+++ Record excerpts +++

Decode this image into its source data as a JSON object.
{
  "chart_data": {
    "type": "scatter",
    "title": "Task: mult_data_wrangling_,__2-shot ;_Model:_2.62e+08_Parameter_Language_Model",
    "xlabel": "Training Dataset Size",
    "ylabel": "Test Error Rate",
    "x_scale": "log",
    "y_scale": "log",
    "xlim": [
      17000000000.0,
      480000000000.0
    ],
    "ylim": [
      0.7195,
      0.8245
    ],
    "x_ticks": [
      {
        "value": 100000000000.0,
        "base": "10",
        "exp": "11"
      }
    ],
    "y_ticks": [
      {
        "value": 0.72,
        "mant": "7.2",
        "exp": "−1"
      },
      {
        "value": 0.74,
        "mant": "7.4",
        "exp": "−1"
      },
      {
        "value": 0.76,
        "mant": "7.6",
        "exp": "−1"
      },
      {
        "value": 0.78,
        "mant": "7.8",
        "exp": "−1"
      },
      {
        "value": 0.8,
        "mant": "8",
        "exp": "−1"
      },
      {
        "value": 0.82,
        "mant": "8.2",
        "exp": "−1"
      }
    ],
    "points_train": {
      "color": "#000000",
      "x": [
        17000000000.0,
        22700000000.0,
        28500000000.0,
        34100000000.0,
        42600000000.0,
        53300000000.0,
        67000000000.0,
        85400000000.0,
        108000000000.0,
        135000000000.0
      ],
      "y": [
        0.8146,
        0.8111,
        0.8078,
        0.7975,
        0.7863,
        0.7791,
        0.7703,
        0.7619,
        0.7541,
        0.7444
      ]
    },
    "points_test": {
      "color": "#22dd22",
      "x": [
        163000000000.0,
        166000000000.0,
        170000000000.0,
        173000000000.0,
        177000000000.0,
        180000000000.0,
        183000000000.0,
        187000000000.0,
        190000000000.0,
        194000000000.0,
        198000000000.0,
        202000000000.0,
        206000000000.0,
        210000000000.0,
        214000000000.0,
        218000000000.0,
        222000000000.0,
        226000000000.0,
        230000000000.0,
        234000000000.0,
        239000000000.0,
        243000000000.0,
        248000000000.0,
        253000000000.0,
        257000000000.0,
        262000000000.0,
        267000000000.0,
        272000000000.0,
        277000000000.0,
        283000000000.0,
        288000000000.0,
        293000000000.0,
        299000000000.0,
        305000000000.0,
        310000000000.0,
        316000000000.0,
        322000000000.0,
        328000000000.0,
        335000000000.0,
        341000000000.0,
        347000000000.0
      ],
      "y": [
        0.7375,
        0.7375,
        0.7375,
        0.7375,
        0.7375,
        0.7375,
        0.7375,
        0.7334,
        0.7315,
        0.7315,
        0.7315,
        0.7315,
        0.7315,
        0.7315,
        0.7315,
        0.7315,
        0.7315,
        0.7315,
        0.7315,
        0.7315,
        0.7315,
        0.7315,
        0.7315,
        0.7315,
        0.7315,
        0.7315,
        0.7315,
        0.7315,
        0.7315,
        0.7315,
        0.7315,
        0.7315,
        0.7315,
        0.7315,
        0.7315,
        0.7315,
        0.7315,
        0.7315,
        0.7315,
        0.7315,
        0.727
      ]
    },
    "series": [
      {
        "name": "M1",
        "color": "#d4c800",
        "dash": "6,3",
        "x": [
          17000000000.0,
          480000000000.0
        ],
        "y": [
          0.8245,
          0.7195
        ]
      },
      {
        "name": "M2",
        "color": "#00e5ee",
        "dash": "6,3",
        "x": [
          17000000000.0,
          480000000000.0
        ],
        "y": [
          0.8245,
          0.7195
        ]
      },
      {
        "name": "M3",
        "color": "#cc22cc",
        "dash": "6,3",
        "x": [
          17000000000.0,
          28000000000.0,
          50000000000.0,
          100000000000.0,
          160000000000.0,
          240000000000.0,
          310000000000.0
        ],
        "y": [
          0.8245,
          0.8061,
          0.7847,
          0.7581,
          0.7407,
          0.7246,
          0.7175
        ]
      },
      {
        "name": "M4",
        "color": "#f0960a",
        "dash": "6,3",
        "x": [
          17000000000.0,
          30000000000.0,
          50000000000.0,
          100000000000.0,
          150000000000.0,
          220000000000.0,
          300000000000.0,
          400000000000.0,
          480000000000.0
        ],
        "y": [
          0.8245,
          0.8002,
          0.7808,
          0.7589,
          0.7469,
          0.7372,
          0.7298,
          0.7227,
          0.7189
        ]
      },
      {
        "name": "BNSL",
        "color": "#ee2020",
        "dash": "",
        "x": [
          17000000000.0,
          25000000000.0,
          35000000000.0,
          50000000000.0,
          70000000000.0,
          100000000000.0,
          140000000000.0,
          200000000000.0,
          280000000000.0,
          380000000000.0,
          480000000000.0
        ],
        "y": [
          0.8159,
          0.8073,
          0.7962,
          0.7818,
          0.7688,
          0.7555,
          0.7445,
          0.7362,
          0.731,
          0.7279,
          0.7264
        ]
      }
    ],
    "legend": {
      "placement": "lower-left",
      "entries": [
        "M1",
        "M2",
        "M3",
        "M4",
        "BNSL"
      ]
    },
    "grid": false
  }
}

+++

# Work to be completed
Retype the records in full. Keep every line identical to the original.

# Worked answer
Decode this image into its source data as a JSON object.
{
  "chart_data": {
    "type": "scatter",
    "title": "Task: mult_data_wrangling_,__2-shot ;_Model:_2.62e+08_Parameter_Language_Model",
    "xlabel": "Training Dataset Size",
    "ylabel": "Test Error Rate",
    "x_scale": "log",
    "y_scale": "log",
    "xlim": [
      17000000000.0,
      480000000000.0
    ],
    "ylim": [
      0.7195,
      0.8245
    ],
    "x_ticks": [
      {
        "value": 100000000000.0,
        "base": "10",
        "exp": "11"
      }
    ],
    "y_ticks": [
      {
        "value": 0.72,
        "mant": "7.2",
        "exp": "−1"
      },
      {
        "value": 0.74,
        "mant": "7.4",
        "exp": "−1"
      },
      {
        "value": 0.76,
        "mant": "7.6",
        "exp": "−1"
      },
      {
        "value": 0.78,
        "mant": "7.8",
        "exp": "−1"
      },
      {
        "value": 0.8,
        "mant": "8",
        "exp": "−1"
      },
      {
        "value": 0.82,
        "mant": "8.2",
        "exp": "−1"
      }
    ],
    "points_train": {
      "color": "#000000",
      "x": [
        17000000000.0,
        22700000000.0,
        28500000000.0,
        34100000000.0,
        42600000000.0,
        53300000000.0,
        67000000000.0,
        85400000000.0,
        108000000000.0,
        135000000000.0
      ],
      "y": [
        0.8146,
        0.8111,
        0.8078,
        0.7975,
        0.7863,
        0.7791,
        0.7703,
        0.7619,
        0.7541,
        0.7444
      ]
    },
    "points_test": {
      "color": "#22dd22",
      "x": [
        163000000000.0,
        166000000000.0,
        170000000000.0,
        173000000000.0,
        177000000000.0,
        180000000000.0,
        183000000000.0,
        187000000000.0,
        190000000000.0,
        194000000000.0,
        198000000000.0,
        202000000000.0,
        206000000000.0,
        210000000000.0,
        214000000000.0,
        218000000000.0,
        222000000000.0,
        226000000000.0,
        230000000000.0,
        234000000000.0,
        239000000000.0,
        243000000000.0,
        248000000000.0,
        253000000000.0,
        257000000000.0,
        262000000000.0,
        267000000000.0,
        272000000000.0,
        277000000000.0,
        283000000000.0,
        288000000000.0,
        293000000000.0,
        299000000000.0,
        305000000000.0,
        310000000000.0,
        316000000000.0,
        322000000000.0,
        328000000000.0,
        335000000000.0,
        341000000000.0,
        347000000000.0
      ],
      "y": [
        0.7375,
        0.7375,
        0.7375,
        0.7375,
        0.7375,
        0.7375,
        0.7375,
        0.7334,
        0.7315,
        0.7315,
        0.7315,
        0.7315,
        0.7315,
        0.7315,
        0.7315,
        0.7315,
        0.7315,
        0.7315,
        0.7315,
        0.7315,
        0.7315,
        0.7315,
        0.7315,
        0.7315,
        0.7315,
        0.7315,
        0.7315,
        0.7315,
        0.7315,
        0.7315,
        0.7315,
        0.7315,
        0.7315,
        0.7315,
        0.7315,
        0.7315,
        0.7315,
        0.7315,
        0.7315,
        0.7315,
        0.727
      ]
    },
    "series": [
      {
        "name": "M1",
        "color": "#d4c800",
        "dash": "6,3",
        "x": [
          17000000000.0,
          480000000000.0
        ],
        "y": [
          0.8245,
          0.7195
        ]
      },
      {
        "name": "M2",
        "color": "#00e5ee",
        "dash": "6,3",
        "x": [
          17000000000.0,
          480000000000.0
        ],
        "y": [
          0.8245,
          0.7195
        ]
      },
      {
        "name": "M3",
        "color": "#cc22cc",
        "dash": "6,3",
        "x": [
          17000000000.0,
          28000000000.0,
          50000000000.0,
          100000000000.0,
          160000000000.0,
          240000000000.0,
          310000000000.0
        ],
        "y": [
          0.8245,
          0.8061,
          0.7847,
          0.7581,
          0.7407,
          0.7246,
          0.7175
        ]
      },
      {
        "name": "M4",
        "color": "#f0960a",
        "dash": "6,3",
        "x": [
          17000000000.0,
          30000000000.0,
          50000000000.0,
          100000000000.0,
          150000000000.0,
          220000000000.0,
          300000000000.0,
          400000000000.0,
          480000000000.0
        ],
        "y": [
          0.8245,
          0.8002,
          0.7808,
          0.7589,
          0.7469,
          0.7372,
          0.7298,
          0.7227,
          0.7189
        ]
      },
      {
        "name": "BNSL",
        "color": "#ee2020",
        "dash": "",
        "x": [
          17000000000.0,
          25000000000.0,
          35000000000.0,
          50000000000.0,
          70000000000.0,
          100000000000.0,
          140000000000.0,
          200000000000.0,
          280000000000.0,
          380000000000.0,
          480000000000.0
        ],
        "y": [
          0.8159,
          0.8073,
          0.7962,
          0.7818,
          0.7688,
          0.7555,
          0.7445,
          0.7362,
          0.731,
          0.7279,
          0.7264
        ]
      }
    ],
    "legend": {
      "placement": "lower-left",
      "entries": [
        "M1",
        "M2",
        "M3",
        "M4",
        "BNSL"
      ]
    },
    "grid": false
  }
}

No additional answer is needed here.